Extracted data entries
┏━━

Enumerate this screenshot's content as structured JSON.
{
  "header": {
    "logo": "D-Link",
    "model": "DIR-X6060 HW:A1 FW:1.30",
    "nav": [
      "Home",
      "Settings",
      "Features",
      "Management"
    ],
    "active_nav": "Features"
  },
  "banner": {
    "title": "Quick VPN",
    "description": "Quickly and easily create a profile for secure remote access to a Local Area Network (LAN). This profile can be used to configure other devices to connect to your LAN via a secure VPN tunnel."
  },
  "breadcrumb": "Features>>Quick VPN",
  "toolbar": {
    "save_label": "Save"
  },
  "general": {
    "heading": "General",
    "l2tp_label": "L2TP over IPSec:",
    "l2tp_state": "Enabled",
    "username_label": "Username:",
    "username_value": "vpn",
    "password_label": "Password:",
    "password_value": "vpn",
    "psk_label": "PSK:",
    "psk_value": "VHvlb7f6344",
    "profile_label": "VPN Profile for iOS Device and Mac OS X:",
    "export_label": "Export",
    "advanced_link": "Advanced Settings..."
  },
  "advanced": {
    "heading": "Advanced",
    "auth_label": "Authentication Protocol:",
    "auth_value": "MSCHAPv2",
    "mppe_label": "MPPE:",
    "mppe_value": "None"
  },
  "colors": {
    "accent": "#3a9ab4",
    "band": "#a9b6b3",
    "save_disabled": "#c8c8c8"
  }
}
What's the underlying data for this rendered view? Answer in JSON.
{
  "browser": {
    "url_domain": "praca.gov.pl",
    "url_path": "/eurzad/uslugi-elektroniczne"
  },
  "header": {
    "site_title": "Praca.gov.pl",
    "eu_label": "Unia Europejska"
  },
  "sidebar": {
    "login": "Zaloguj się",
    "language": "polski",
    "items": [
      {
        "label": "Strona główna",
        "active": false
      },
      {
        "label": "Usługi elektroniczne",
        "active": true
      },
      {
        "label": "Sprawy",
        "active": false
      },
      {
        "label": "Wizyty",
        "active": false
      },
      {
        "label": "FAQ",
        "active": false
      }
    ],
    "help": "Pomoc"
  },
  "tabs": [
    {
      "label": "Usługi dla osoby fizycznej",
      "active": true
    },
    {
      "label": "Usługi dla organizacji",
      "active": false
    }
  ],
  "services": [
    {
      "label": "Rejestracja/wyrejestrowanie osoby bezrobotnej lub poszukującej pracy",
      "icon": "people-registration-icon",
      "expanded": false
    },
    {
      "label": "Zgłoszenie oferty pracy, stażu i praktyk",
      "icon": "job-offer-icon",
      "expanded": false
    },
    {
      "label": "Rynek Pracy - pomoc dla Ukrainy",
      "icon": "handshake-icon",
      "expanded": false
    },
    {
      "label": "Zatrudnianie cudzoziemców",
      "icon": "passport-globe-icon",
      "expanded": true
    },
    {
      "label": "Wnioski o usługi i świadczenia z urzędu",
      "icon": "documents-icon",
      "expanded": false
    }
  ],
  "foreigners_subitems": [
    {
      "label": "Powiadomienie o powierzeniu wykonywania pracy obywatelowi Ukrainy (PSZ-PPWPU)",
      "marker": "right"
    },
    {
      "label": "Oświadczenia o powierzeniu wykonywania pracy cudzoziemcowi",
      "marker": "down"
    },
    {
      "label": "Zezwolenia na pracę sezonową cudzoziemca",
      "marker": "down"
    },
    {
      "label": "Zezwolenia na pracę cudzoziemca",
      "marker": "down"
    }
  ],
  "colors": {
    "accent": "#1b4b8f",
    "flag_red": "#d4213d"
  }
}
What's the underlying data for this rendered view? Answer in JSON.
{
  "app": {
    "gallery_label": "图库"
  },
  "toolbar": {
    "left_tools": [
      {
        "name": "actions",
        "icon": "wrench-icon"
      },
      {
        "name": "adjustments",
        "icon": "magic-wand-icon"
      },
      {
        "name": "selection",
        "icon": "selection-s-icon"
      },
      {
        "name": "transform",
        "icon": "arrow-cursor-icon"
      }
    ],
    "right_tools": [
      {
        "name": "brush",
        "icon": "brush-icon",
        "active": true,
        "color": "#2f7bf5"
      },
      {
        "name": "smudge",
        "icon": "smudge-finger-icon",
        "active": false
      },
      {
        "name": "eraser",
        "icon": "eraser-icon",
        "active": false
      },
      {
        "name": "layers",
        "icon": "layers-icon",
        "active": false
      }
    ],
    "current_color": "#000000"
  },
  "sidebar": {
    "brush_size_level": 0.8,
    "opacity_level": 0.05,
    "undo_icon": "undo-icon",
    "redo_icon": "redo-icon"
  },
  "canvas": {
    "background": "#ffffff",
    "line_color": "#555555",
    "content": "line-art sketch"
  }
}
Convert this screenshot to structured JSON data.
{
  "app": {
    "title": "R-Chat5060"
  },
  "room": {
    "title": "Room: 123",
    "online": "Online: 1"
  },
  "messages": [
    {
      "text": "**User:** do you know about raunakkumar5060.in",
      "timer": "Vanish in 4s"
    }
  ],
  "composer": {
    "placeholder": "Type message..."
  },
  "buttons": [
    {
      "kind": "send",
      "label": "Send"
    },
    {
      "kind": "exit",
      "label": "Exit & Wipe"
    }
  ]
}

┗━━

Take the data above and return it exactly.

Enumerate this screenshot's content as structured JSON.
{
  "header": {
    "logo": "D-Link",
    "model": "DIR-X6060 HW:A1 FW:1.30",
    "nav": [
      "Home",
      "Settings",
      "Features",
      "Management"
    ],
    "active_nav": "Features"
  },
  "banner": {
    "title": "Quick VPN",
    "description": "Quickly and easily create a profile for secure remote access to a Local Area Network (LAN). This profile can be used to configure other devices to connect to your LAN via a secure VPN tunnel."
  },
  "breadcrumb": "Features>>Quick VPN",
  "toolbar": {
    "save_label": "Save"
  },
  "general": {
    "heading": "General",
    "l2tp_label": "L2TP over IPSec:",
    "l2tp_state": "Enabled",
    "username_label": "Username:",
    "username_value": "vpn",
    "password_label": "Password:",
    "password_value": "vpn",
    "psk_label": "PSK:",
    "psk_value": "VHvlb7f6344",
    "profile_label": "VPN Profile for iOS Device and Mac OS X:",
    "export_label": "Export",
    "advanced_link": "Advanced Settings..."
  },
  "advanced": {
    "heading": "Advanced",
    "auth_label": "Authentication Protocol:",
    "auth_value": "MSCHAPv2",
    "mppe_label": "MPPE:",
    "mppe_value": "None"
  },
  "colors": {
    "accent": "#3a9ab4",
    "band": "#a9b6b3",
    "save_disabled": "#c8c8c8"
  }
}
What's the underlying data for this rendered view? Answer in JSON.
{
  "browser": {
    "url_domain": "praca.gov.pl",
    "url_path": "/eurzad/uslugi-elektroniczne"
  },
  "header": {
    "site_title": "Praca.gov.pl",
    "eu_label": "Unia Europejska"
  },
  "sidebar": {
    "login": "Zaloguj się",
    "language": "polski",
    "items": [
      {
        "label": "Strona główna",
        "active": false
      },
      {
        "label": "Usługi elektroniczne",
        "active": true
      },
      {
        "label": "Sprawy",
        "active": false
      },
      {
        "label": "Wizyty",
        "active": false
      },
      {
        "label": "FAQ",
        "active": false
      }
    ],
    "help": "Pomoc"
  },
  "tabs": [
    {
      "label": "Usługi dla osoby fizycznej",
      "active": true
    },
    {
      "label": "Usługi dla organizacji",
      "active": false
    }
  ],
  "services": [
    {
      "label": "Rejestracja/wyrejestrowanie osoby bezrobotnej lub poszukującej pracy",
      "icon": "people-registration-icon",
      "expanded": false
    },
    {
      "label": "Zgłoszenie oferty pracy, stażu i praktyk",
      "icon": "job-offer-icon",
      "expanded": false
    },
    {
      "label": "Rynek Pracy - pomoc dla Ukrainy",
      "icon": "handshake-icon",
      "expanded": false
    },
    {
      "label": "Zatrudnianie cudzoziemców",
      "icon": "passport-globe-icon",
      "expanded": true
    },
    {
      "label": "Wnioski o usługi i świadczenia z urzędu",
      "icon": "documents-icon",
      "expanded": false
    }
  ],
  "foreigners_subitems": [
    {
      "label": "Powiadomienie o powierzeniu wykonywania pracy obywatelowi Ukrainy (PSZ-PPWPU)",
      "marker": "right"
    },
    {
      "label": "Oświadczenia o powierzeniu wykonywania pracy cudzoziemcowi",
      "marker": "down"
    },
    {
      "label": "Zezwolenia na pracę sezonową cudzoziemca",
      "marker": "down"
    },
    {
      "label": "Zezwolenia na pracę cudzoziemca",
      "marker": "down"
    }
  ],
  "colors": {
    "accent": "#1b4b8f",
    "flag_red": "#d4213d"
  }
}
What's the underlying data for this rendered view? Answer in JSON.
{
  "app": {
    "gallery_label": "图库"
  },
  "toolbar": {
    "left_tools": [
      {
        "name": "actions",
        "icon": "wrench-icon"
      },
      {
        "name": "adjustments",
        "icon": "magic-wand-icon"
      },
      {
        "name": "selection",
        "icon": "selection-s-icon"
      },
      {
        "name": "transform",
        "icon": "arrow-cursor-icon"
      }
    ],
    "right_tools": [
      {
        "name": "brush",
        "icon": "brush-icon",
        "active": true,
        "color": "#2f7bf5"
      },
      {
        "name": "smudge",
        "icon": "smudge-finger-icon",
        "active": false
      },
      {
        "name": "eraser",
        "icon": "eraser-icon",
        "active": false
      },
      {
        "name": "layers",
        "icon": "layers-icon",
        "active": false
      }
    ],
    "current_color": "#000000"
  },
  "sidebar": {
    "brush_size_level": 0.8,
    "opacity_level": 0.05,
    "undo_icon": "undo-icon",
    "redo_icon": "redo-icon"
  },
  "canvas": {
    "background": "#ffffff",
    "line_color": "#555555",
    "content": "line-art sketch"
  }
}
Convert this screenshot to structured JSON data.
{
  "app": {
    "title": "R-Chat5060"
  },
  "room": {
    "title": "Room: 123",
    "online": "Online: 1"
  },
  "messages": [
    {
      "text": "**User:** do you know about raunakkumar5060.in",
      "timer": "Vanish in 4s"
    }
  ],
  "composer": {
    "placeholder": "Type message..."
  },
  "buttons": [
    {
      "kind": "send",
      "label": "Send"
    },
    {
      "kind": "exit",
      "label": "Exit & Wipe"
    }
  ]
}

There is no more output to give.